→ **Given problem 1**:
Duplicate the records line for line, from the first line of the records through the line containing "panel: be honest: principes", inclusive.

Chapter 1. Lexical Structure

The lexical structure of a programming language is the set of elementary rules that specifies how you write programs in that language. It is the lowest-level syntax of a language; it specifies such things as what variable names look like, the delimiter characters for comments, and how one program statement is separated from the next. This short chapter documents the lexical structure of JavaScript. It covers:

  • Case-sensitivity, spaces and line breaks

  • Comments

  • Literals

  • Identifiers and reserved words

  • Unicode

  • Optional semicolons

1.1 The Text of a JavaScript Program

JavaScript is a case-sensitive language. This means that language keywords, variables, function names, and other identifiers must always be typed with a consistent capitalization of letters. The while keyword, for example, must be typed “while,” not “While” or “WHILE.” Similarly, online, Online, OnLine, and ONLINE are four distinct variable names.

→ **Data to use**:
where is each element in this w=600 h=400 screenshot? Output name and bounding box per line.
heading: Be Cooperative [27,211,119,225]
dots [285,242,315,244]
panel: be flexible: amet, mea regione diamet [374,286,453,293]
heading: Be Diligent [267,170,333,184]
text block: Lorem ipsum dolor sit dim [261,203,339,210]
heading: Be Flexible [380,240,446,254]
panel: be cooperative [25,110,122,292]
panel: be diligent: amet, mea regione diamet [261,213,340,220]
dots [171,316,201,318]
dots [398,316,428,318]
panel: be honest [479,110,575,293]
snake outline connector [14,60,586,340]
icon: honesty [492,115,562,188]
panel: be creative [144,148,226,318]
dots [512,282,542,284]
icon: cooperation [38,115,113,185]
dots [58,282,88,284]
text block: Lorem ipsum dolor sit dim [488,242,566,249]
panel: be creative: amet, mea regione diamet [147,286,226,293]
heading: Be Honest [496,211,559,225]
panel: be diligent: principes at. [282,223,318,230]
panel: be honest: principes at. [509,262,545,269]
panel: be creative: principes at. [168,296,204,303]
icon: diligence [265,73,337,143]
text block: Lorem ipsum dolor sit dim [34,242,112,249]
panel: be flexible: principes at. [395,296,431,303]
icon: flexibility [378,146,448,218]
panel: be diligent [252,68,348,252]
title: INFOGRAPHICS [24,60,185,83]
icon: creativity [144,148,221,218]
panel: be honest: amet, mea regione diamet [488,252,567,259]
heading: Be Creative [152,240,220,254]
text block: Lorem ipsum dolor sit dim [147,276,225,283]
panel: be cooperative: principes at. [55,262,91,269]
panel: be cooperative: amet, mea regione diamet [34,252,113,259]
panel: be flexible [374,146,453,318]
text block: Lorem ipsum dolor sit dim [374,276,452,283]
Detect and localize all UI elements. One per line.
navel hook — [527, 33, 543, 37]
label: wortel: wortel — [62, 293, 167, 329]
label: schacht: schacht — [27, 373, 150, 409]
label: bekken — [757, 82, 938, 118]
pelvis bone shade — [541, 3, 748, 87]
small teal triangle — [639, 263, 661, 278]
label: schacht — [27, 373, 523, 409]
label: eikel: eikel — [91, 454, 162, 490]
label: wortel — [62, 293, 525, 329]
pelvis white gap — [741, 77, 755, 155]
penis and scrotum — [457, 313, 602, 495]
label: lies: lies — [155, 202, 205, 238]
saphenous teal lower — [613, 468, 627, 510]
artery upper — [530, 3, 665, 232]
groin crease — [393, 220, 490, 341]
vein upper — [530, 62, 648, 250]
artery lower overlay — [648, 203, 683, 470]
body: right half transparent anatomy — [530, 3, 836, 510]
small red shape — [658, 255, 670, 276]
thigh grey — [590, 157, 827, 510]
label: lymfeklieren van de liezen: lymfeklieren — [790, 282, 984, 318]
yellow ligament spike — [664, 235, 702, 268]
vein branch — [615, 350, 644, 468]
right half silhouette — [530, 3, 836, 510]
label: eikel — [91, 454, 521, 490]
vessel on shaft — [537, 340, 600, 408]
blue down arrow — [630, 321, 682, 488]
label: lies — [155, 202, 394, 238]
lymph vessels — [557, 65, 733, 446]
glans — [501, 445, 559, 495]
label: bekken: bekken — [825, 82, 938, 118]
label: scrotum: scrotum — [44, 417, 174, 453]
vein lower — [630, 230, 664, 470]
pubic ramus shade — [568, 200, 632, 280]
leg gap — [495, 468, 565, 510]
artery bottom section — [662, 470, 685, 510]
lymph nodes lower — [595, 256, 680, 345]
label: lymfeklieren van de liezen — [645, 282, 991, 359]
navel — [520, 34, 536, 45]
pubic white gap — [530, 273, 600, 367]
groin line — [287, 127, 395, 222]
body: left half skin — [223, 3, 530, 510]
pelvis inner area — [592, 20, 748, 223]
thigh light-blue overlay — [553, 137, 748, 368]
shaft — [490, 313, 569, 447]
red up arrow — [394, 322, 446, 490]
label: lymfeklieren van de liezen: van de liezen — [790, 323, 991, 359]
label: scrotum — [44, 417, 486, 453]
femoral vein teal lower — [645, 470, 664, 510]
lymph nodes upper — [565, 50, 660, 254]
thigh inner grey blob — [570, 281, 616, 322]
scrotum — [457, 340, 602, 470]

→ **Given problem 2**:
Do these statements agree with the text on JavaScript lexical structure? Answer yes or no for each, quoting the exact words of the text that decide it. (a) JavaScript is described as a case-sensitive language. (b) Optional semicolons are among the topics the chapter covers. (c) The variable names online and Online are treated as the same name.

→ **Full output 1**:
where is each element in this w=600 h=400 screenshot? Output name and bounding box per line.
heading: Be Cooperative [27,211,119,225]
dots [285,242,315,244]
panel: be flexible: amet, mea regione diamet [374,286,453,293]
heading: Be Diligent [267,170,333,184]
text block: Lorem ipsum dolor sit dim [261,203,339,210]
heading: Be Flexible [380,240,446,254]
panel: be cooperative [25,110,122,292]
panel: be diligent: amet, mea regione diamet [261,213,340,220]
dots [171,316,201,318]
dots [398,316,428,318]
panel: be honest [479,110,575,293]
snake outline connector [14,60,586,340]
icon: honesty [492,115,562,188]
panel: be creative [144,148,226,318]
dots [512,282,542,284]
icon: cooperation [38,115,113,185]
dots [58,282,88,284]
text block: Lorem ipsum dolor sit dim [488,242,566,249]
panel: be creative: amet, mea regione diamet [147,286,226,293]
heading: Be Honest [496,211,559,225]
panel: be diligent: principes at. [282,223,318,230]
panel: be honest: principes at. [509,262,545,269]

→ **Full output 2**:
(a) Yes: "JavaScript is a case-sensitive language."
(b) Yes: "Optional semicolons"
(c) No: "online, Online, OnLine, and ONLINE are four distinct variable names."